What the task requires ▸
Extract each line containing the string "Robert".

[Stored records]
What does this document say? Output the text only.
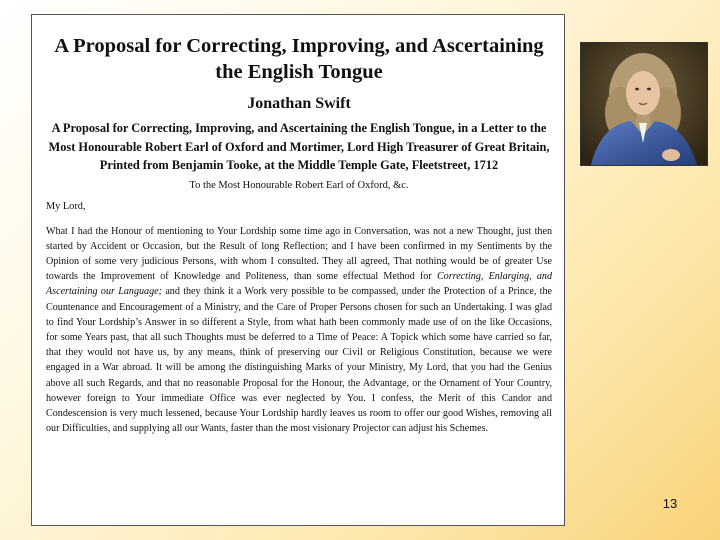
A Proposal for Correcting, Improving, and Ascertaining the English Tongue
Jonathan Swift
A Proposal for Correcting, Improving, and Ascertaining the English Tongue, in a Letter to the Most Honourable Robert Earl of Oxford and Mortimer, Lord High Treasurer of Great Britain, Printed from Benjamin Tooke, at the Middle Temple Gate, Fleetstreet, 1712
To the Most Honourable Robert Earl of Oxford, &c.
My Lord,

What I had the Honour of mentioning to Your Lordship some time ago in Conversation, was not a new Thought, just then started by Accident or Occasion, but the Result of long Reflection; and I have been confirmed in my Sentiments by the Opinion of some very judicious Persons, with whom I consulted. They all agreed, That nothing would be of greater Use towards the Improvement of Knowledge and Politeness, than some effectual Method for Correcting, Enlarging, and Ascertaining our Language; and they think it a Work very possible to be compassed, under the Protection of a Prince, the Countenance and Encouragement of a Ministry, and the Care of Proper Persons chosen for such an Undertaking. I was glad to find Your Lordship’s Answer in so different a Style, from what hath been commonly made use of on the like Occasions, for some Years past, that all such Thoughts must be deferred to a Time of Peace: A Topick which some have carried so far, that they would not have us, by any means, think of preserving our Civil or Religious Constitution, because we were engaged in a War abroad. It will be among the distinguishing Marks of your Ministry, My Lord, that you had the Genius above all such Regards, and that no reasonable Proposal for the Honour, the Advantage, or the Ornament of Your Country, however foreign to Your immediate Office was ever neglected by You. I confess, the Merit of this Candor and Condescension is very much lessened, because Your Lordship hardly leaves us room to offer our good Wishes, removing all our Difficulties, and supplying all our Wants, faster than the most visionary Projector can adjust his Schemes.

13
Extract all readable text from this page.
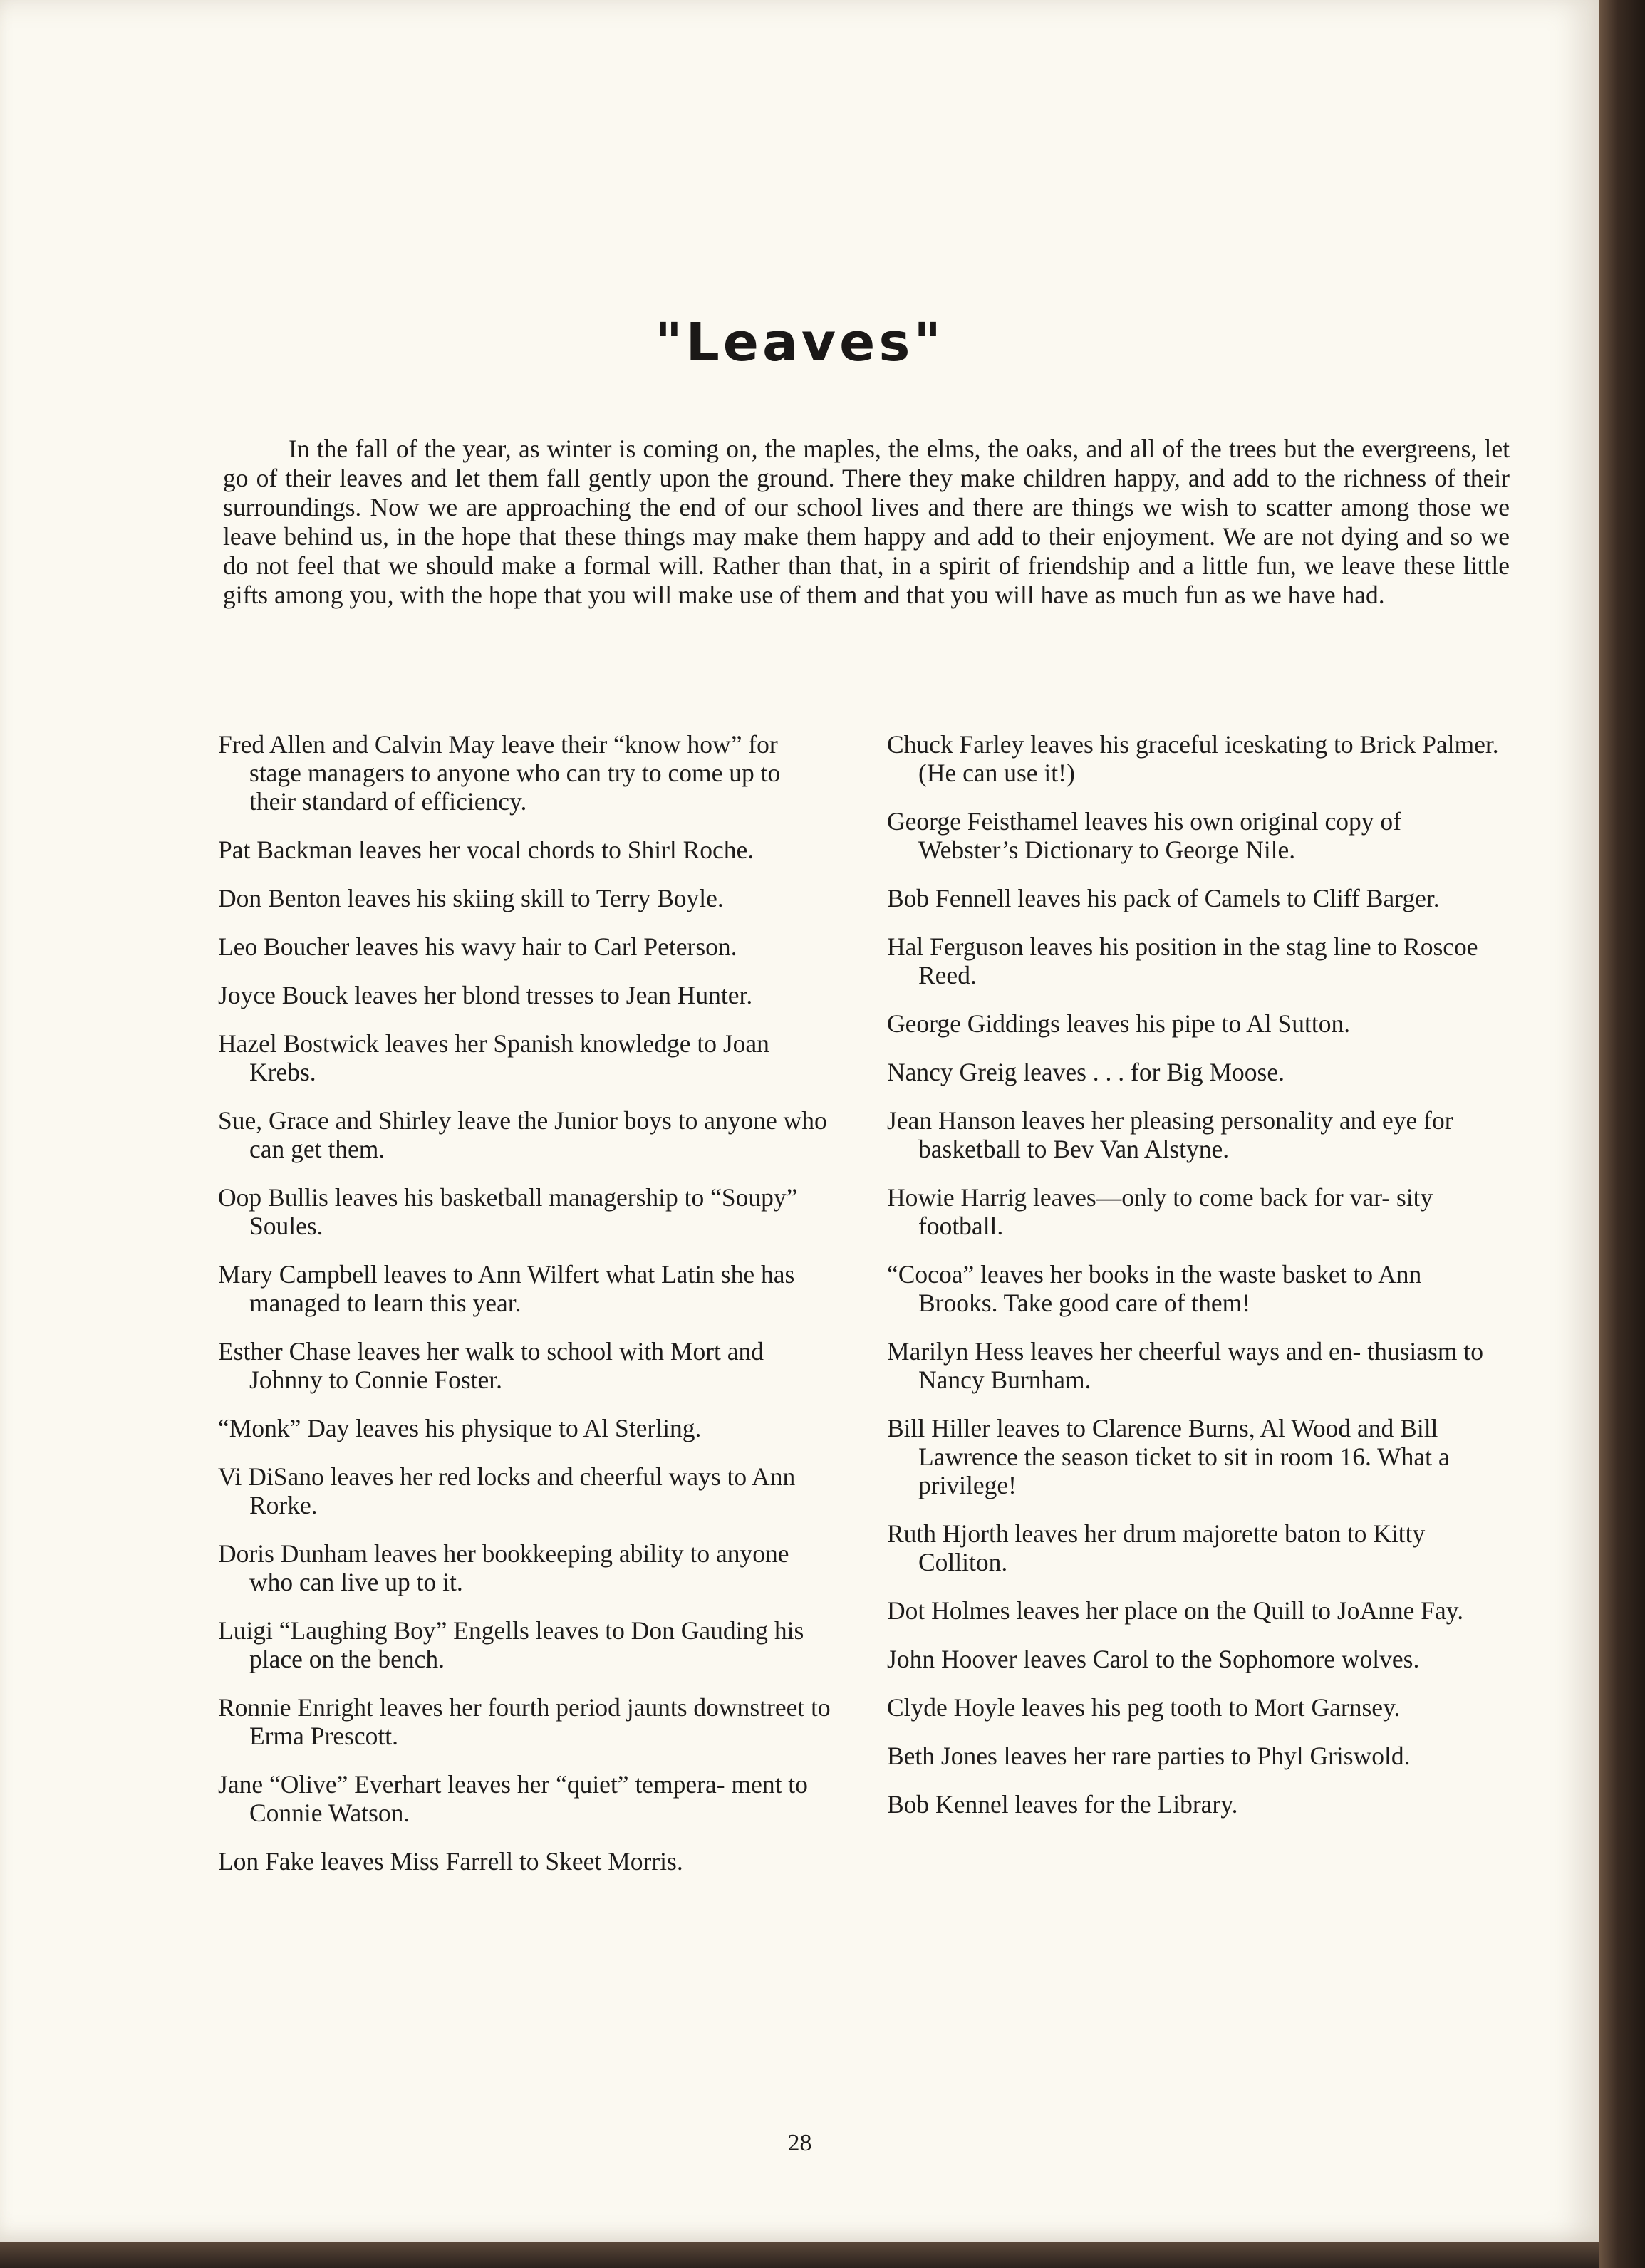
"Leaves"

In the fall of the year, as winter is coming on, the maples, the elms, the oaks, and all of the trees but the evergreens, let go of their leaves and let them fall gently upon the ground. There they make children happy, and add to the richness of their surroundings. Now we are approaching the end of our school lives and there are things we wish to scatter among those we leave behind us, in the hope that these things may make them happy and add to their enjoyment. We are not dying and so we do not feel that we should make a formal will. Rather than that, in a spirit of friendship and a little fun, we leave these little gifts among you, with the hope that you will make use of them and that you will have as much fun as we have had.

Fred Allen and Calvin May leave their “know how” for stage managers to anyone who can try to come up to their standard of efficiency.

Pat Backman leaves her vocal chords to Shirl Roche.

Don Benton leaves his skiing skill to Terry Boyle.

Leo Boucher leaves his wavy hair to Carl Peterson.

Joyce Bouck leaves her blond tresses to Jean Hunter.

Hazel Bostwick leaves her Spanish knowledge to Joan Krebs.

Sue, Grace and Shirley leave the Junior boys to anyone who can get them.

Oop Bullis leaves his basketball managership to “Soupy” Soules.

Mary Campbell leaves to Ann Wilfert what Latin she has managed to learn this year.

Esther Chase leaves her walk to school with Mort and Johnny to Connie Foster.

“Monk” Day leaves his physique to Al Sterling.

Vi DiSano leaves her red locks and cheerful ways to Ann Rorke.

Doris Dunham leaves her bookkeeping ability to anyone who can live up to it.

Luigi “Laughing Boy” Engells leaves to Don Gauding his place on the bench.

Ronnie Enright leaves her fourth period jaunts downstreet to Erma Prescott.

Jane “Olive” Everhart leaves her “quiet” tempera- ment to Connie Watson.

Lon Fake leaves Miss Farrell to Skeet Morris.

Chuck Farley leaves his graceful iceskating to Brick Palmer. (He can use it!)

George Feisthamel leaves his own original copy of Webster’s Dictionary to George Nile.

Bob Fennell leaves his pack of Camels to Cliff Barger.

Hal Ferguson leaves his position in the stag line to Roscoe Reed.

George Giddings leaves his pipe to Al Sutton.

Nancy Greig leaves . . . for Big Moose.

Jean Hanson leaves her pleasing personality and eye for basketball to Bev Van Alstyne.

Howie Harrig leaves—only to come back for var- sity football.

“Cocoa” leaves her books in the waste basket to Ann Brooks. Take good care of them!

Marilyn Hess leaves her cheerful ways and en- thusiasm to Nancy Burnham.

Bill Hiller leaves to Clarence Burns, Al Wood and Bill Lawrence the season ticket to sit in room 16. What a privilege!

Ruth Hjorth leaves her drum majorette baton to Kitty Colliton.

Dot Holmes leaves her place on the Quill to JoAnne Fay.

John Hoover leaves Carol to the Sophomore wolves.

Clyde Hoyle leaves his peg tooth to Mort Garnsey.

Beth Jones leaves her rare parties to Phyl Griswold.

Bob Kennel leaves for the Library.

28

Answer for the task ▸
A Proposal for Correcting, Improving, and Ascertaining the English Tongue, in a Letter to the Most Honourable Robert Earl of Oxford and Mortimer, Lord High Treasurer of Great Britain, Printed from Benjamin Tooke, at the Middle Temple Gate, Fleetstreet, 1712
To the Most Honourable Robert Earl of Oxford, &c.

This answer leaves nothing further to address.